— Begin Listing —

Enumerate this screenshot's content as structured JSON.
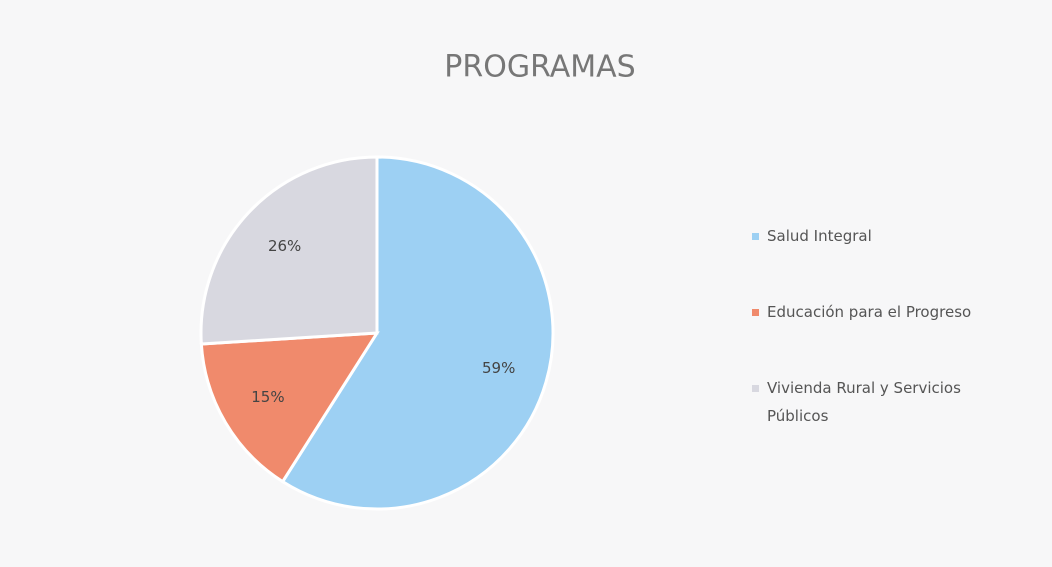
{
  "chart_data": {
    "type": "pie",
    "title": "PROGRAMAS",
    "categories": [
      "Salud Integral",
      "Educación para el Progreso",
      "Vivienda Rural y Servicios Públicos"
    ],
    "values": [
      59,
      15,
      26
    ],
    "value_labels": [
      "59%",
      "15%",
      "26%"
    ],
    "colors": [
      "#9dd0f3",
      "#f08a6c",
      "#d8d8e0"
    ],
    "legend": "right"
  }
}
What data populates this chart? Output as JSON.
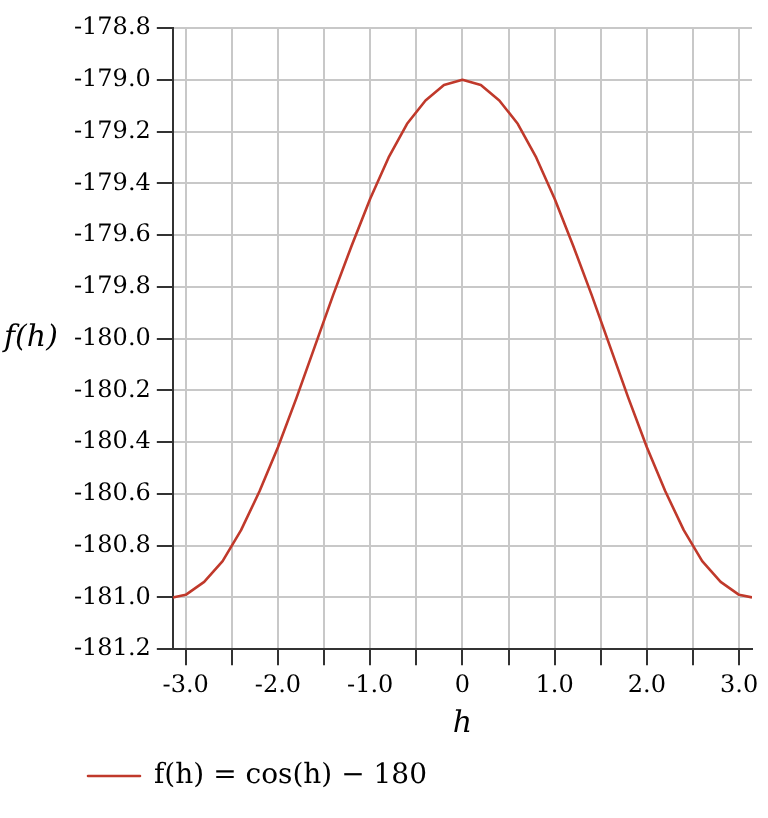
{
  "chart_data": {
    "type": "line",
    "xlabel": "h",
    "ylabel": "f(h)",
    "x": [
      -3.14,
      -3.0,
      -2.8,
      -2.6,
      -2.4,
      -2.2,
      -2.0,
      -1.8,
      -1.6,
      -1.4,
      -1.2,
      -1.0,
      -0.8,
      -0.6,
      -0.4,
      -0.2,
      0,
      0.2,
      0.4,
      0.6,
      0.8,
      1.0,
      1.2,
      1.4,
      1.6,
      1.8,
      2.0,
      2.2,
      2.4,
      2.6,
      2.8,
      3.0,
      3.14
    ],
    "series": [
      {
        "name": "f(h) = cos(h) − 180",
        "color": "#c0392b",
        "values": [
          -181.0,
          -180.99,
          -180.94,
          -180.86,
          -180.74,
          -180.59,
          -180.42,
          -180.23,
          -180.03,
          -179.83,
          -179.64,
          -179.46,
          -179.3,
          -179.17,
          -179.08,
          -179.02,
          -179.0,
          -179.02,
          -179.08,
          -179.17,
          -179.3,
          -179.46,
          -179.64,
          -179.83,
          -180.03,
          -180.23,
          -180.42,
          -180.59,
          -180.74,
          -180.86,
          -180.94,
          -180.99,
          -181.0
        ]
      }
    ],
    "xlim": [
      -3.14,
      3.14
    ],
    "xticks": [
      {
        "value": -3.0,
        "label": "-3.0"
      },
      {
        "value": -2.5,
        "label": null
      },
      {
        "value": -2.0,
        "label": "-2.0"
      },
      {
        "value": -1.5,
        "label": null
      },
      {
        "value": -1.0,
        "label": "-1.0"
      },
      {
        "value": -0.5,
        "label": null
      },
      0,
      {
        "value": 0.5,
        "label": null
      },
      {
        "value": 1.0,
        "label": "1.0"
      },
      {
        "value": 1.5,
        "label": null
      },
      {
        "value": 2.0,
        "label": "2.0"
      },
      {
        "value": 2.5,
        "label": null
      },
      {
        "value": 3.0,
        "label": "3.0"
      }
    ],
    "ylim": [
      -181.2,
      -178.8
    ],
    "yticks": [
      {
        "value": -181.2,
        "label": "-181.2"
      },
      {
        "value": -181.0,
        "label": "-181.0"
      },
      {
        "value": -180.8,
        "label": "-180.8"
      },
      {
        "value": -180.6,
        "label": "-180.6"
      },
      {
        "value": -180.4,
        "label": "-180.4"
      },
      {
        "value": -180.2,
        "label": "-180.2"
      },
      {
        "value": -180.0,
        "label": "-180.0"
      },
      {
        "value": -179.8,
        "label": "-179.8"
      },
      {
        "value": -179.6,
        "label": "-179.6"
      },
      {
        "value": -179.4,
        "label": "-179.4"
      },
      {
        "value": -179.2,
        "label": "-179.2"
      },
      {
        "value": -179.0,
        "label": "-179.0"
      },
      {
        "value": -178.8,
        "label": "-178.8"
      }
    ],
    "grid": true,
    "legend": "bottom left",
    "marker": "none",
    "line_style": "solid"
  }
}
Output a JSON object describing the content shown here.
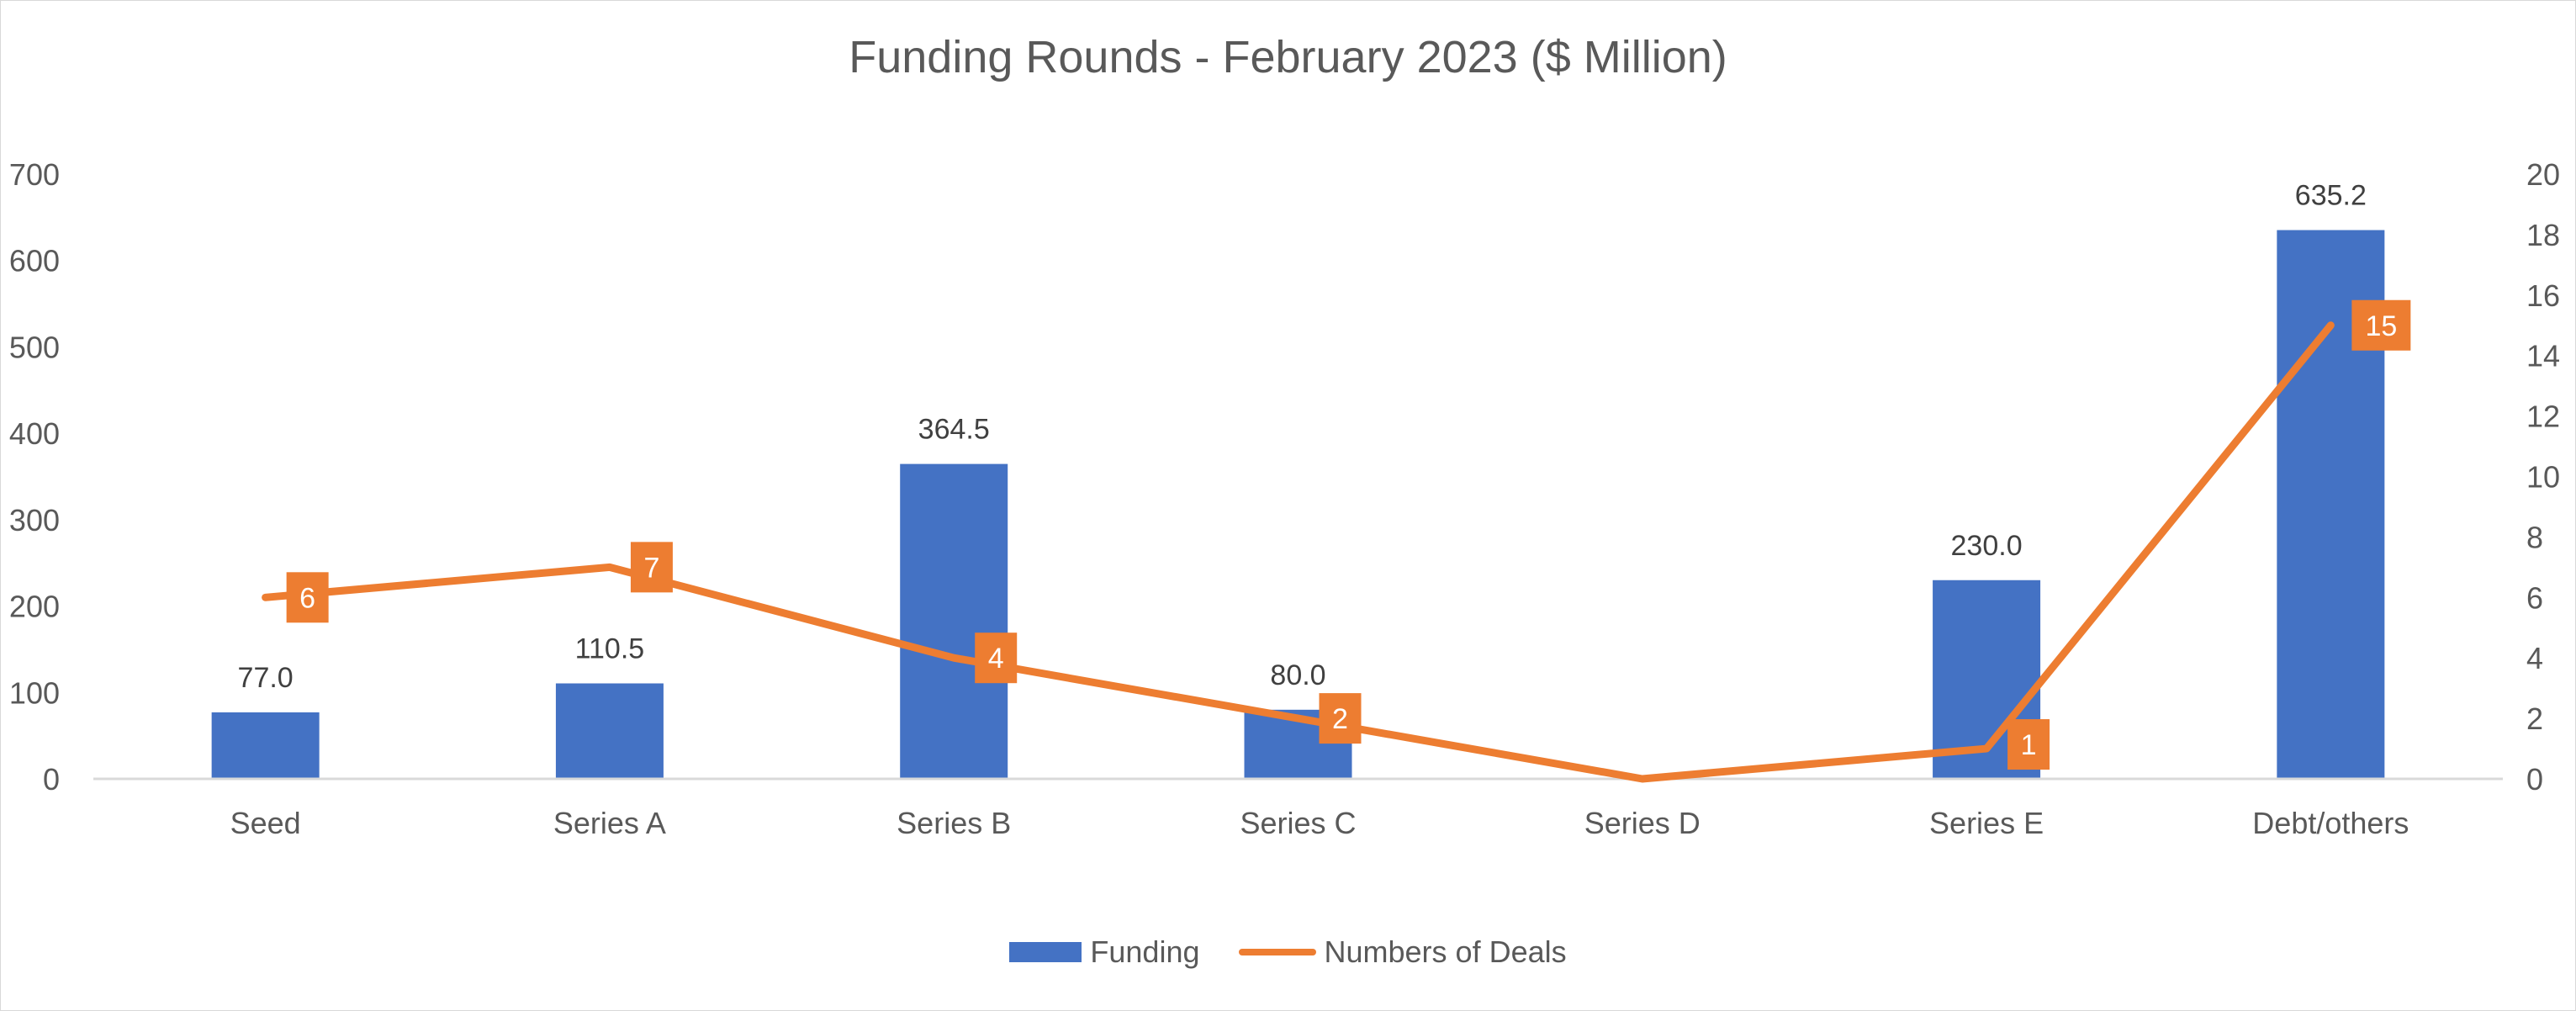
{
  "chart_data": {
    "type": "bar+line",
    "title": "Funding Rounds - February 2023 ($ Million)",
    "categories": [
      "Seed",
      "Series A",
      "Series B",
      "Series C",
      "Series D",
      "Series E",
      "Debt/others"
    ],
    "series": [
      {
        "name": "Funding",
        "type": "bar",
        "axis": "left",
        "color": "#4472c4",
        "values": [
          77.0,
          110.5,
          364.5,
          80.0,
          0,
          230.0,
          635.2
        ],
        "labels": [
          "77.0",
          "110.5",
          "364.5",
          "80.0",
          "",
          "230.0",
          "635.2"
        ]
      },
      {
        "name": "Numbers of Deals",
        "type": "line",
        "axis": "right",
        "color": "#ed7d31",
        "values": [
          6,
          7,
          4,
          2,
          0,
          1,
          15
        ],
        "labels": [
          "6",
          "7",
          "4",
          "2",
          "",
          "1",
          "15"
        ]
      }
    ],
    "y_left": {
      "min": 0,
      "max": 700,
      "step": 100,
      "ticks": [
        "0",
        "100",
        "200",
        "300",
        "400",
        "500",
        "600",
        "700"
      ]
    },
    "y_right": {
      "min": 0,
      "max": 20,
      "step": 2,
      "ticks": [
        "0",
        "2",
        "4",
        "6",
        "8",
        "10",
        "12",
        "14",
        "16",
        "18",
        "20"
      ]
    },
    "xlabel": "",
    "ylabel": "",
    "grid": false,
    "legend_position": "bottom"
  },
  "legend": {
    "funding_label": "Funding",
    "deals_label": "Numbers of Deals"
  }
}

— End Listing —

◆ Your goal
Copy everything in the records above except the pictures, exactly as written.

◆ Answer for the task
Enumerate this screenshot's content as structured JSON.
{
  "chart_data": {
    "type": "pie",
    "title": "PROGRAMAS",
    "categories": [
      "Salud Integral",
      "Educación para el Progreso",
      "Vivienda Rural y Servicios Públicos"
    ],
    "values": [
      59,
      15,
      26
    ],
    "value_labels": [
      "59%",
      "15%",
      "26%"
    ],
    "colors": [
      "#9dd0f3",
      "#f08a6c",
      "#d8d8e0"
    ],
    "legend": "right"
  }
}
What data populates this chart? Output as JSON.
{
  "chart_data": {
    "type": "line",
    "xlabel": "h",
    "ylabel": "f(h)",
    "x": [
      -3.14,
      -3.0,
      -2.8,
      -2.6,
      -2.4,
      -2.2,
      -2.0,
      -1.8,
      -1.6,
      -1.4,
      -1.2,
      -1.0,
      -0.8,
      -0.6,
      -0.4,
      -0.2,
      0,
      0.2,
      0.4,
      0.6,
      0.8,
      1.0,
      1.2,
      1.4,
      1.6,
      1.8,
      2.0,
      2.2,
      2.4,
      2.6,
      2.8,
      3.0,
      3.14
    ],
    "series": [
      {
        "name": "f(h) = cos(h) − 180",
        "color": "#c0392b",
        "values": [
          -181.0,
          -180.99,
          -180.94,
          -180.86,
          -180.74,
          -180.59,
          -180.42,
          -180.23,
          -180.03,
          -179.83,
          -179.64,
          -179.46,
          -179.3,
          -179.17,
          -179.08,
          -179.02,
          -179.0,
          -179.02,
          -179.08,
          -179.17,
          -179.3,
          -179.46,
          -179.64,
          -179.83,
          -180.03,
          -180.23,
          -180.42,
          -180.59,
          -180.74,
          -180.86,
          -180.94,
          -180.99,
          -181.0
        ]
      }
    ],
    "xlim": [
      -3.14,
      3.14
    ],
    "xticks": [
      {
        "value": -3.0,
        "label": "-3.0"
      },
      {
        "value": -2.5,
        "label": null
      },
      {
        "value": -2.0,
        "label": "-2.0"
      },
      {
        "value": -1.5,
        "label": null
      },
      {
        "value": -1.0,
        "label": "-1.0"
      },
      {
        "value": -0.5,
        "label": null
      },
      0,
      {
        "value": 0.5,
        "label": null
      },
      {
        "value": 1.0,
        "label": "1.0"
      },
      {
        "value": 1.5,
        "label": null
      },
      {
        "value": 2.0,
        "label": "2.0"
      },
      {
        "value": 2.5,
        "label": null
      },
      {
        "value": 3.0,
        "label": "3.0"
      }
    ],
    "ylim": [
      -181.2,
      -178.8
    ],
    "yticks": [
      {
        "value": -181.2,
        "label": "-181.2"
      },
      {
        "value": -181.0,
        "label": "-181.0"
      },
      {
        "value": -180.8,
        "label": "-180.8"
      },
      {
        "value": -180.6,
        "label": "-180.6"
      },
      {
        "value": -180.4,
        "label": "-180.4"
      },
      {
        "value": -180.2,
        "label": "-180.2"
      },
      {
        "value": -180.0,
        "label": "-180.0"
      },
      {
        "value": -179.8,
        "label": "-179.8"
      },
      {
        "value": -179.6,
        "label": "-179.6"
      },
      {
        "value": -179.4,
        "label": "-179.4"
      },
      {
        "value": -179.2,
        "label": "-179.2"
      },
      {
        "value": -179.0,
        "label": "-179.0"
      },
      {
        "value": -178.8,
        "label": "-178.8"
      }
    ],
    "grid": true,
    "legend": "bottom left",
    "marker": "none",
    "line_style": "solid"
  }
}
Output a JSON object describing the content shown here.
{
  "chart_data": {
    "type": "bar+line",
    "title": "Funding Rounds - February 2023 ($ Million)",
    "categories": [
      "Seed",
      "Series A",
      "Series B",
      "Series C",
      "Series D",
      "Series E",
      "Debt/others"
    ],
    "series": [
      {
        "name": "Funding",
        "type": "bar",
        "axis": "left",
        "color": "#4472c4",
        "values": [
          77.0,
          110.5,
          364.5,
          80.0,
          0,
          230.0,
          635.2
        ],
        "labels": [
          "77.0",
          "110.5",
          "364.5",
          "80.0",
          "",
          "230.0",
          "635.2"
        ]
      },
      {
        "name": "Numbers of Deals",
        "type": "line",
        "axis": "right",
        "color": "#ed7d31",
        "values": [
          6,
          7,
          4,
          2,
          0,
          1,
          15
        ],
        "labels": [
          "6",
          "7",
          "4",
          "2",
          "",
          "1",
          "15"
        ]
      }
    ],
    "y_left": {
      "min": 0,
      "max": 700,
      "step": 100,
      "ticks": [
        "0",
        "100",
        "200",
        "300",
        "400",
        "500",
        "600",
        "700"
      ]
    },
    "y_right": {
      "min": 0,
      "max": 20,
      "step": 2,
      "ticks": [
        "0",
        "2",
        "4",
        "6",
        "8",
        "10",
        "12",
        "14",
        "16",
        "18",
        "20"
      ]
    },
    "xlabel": "",
    "ylabel": "",
    "grid": false,
    "legend_position": "bottom"
  },
  "legend": {
    "funding_label": "Funding",
    "deals_label": "Numbers of Deals"
  }
}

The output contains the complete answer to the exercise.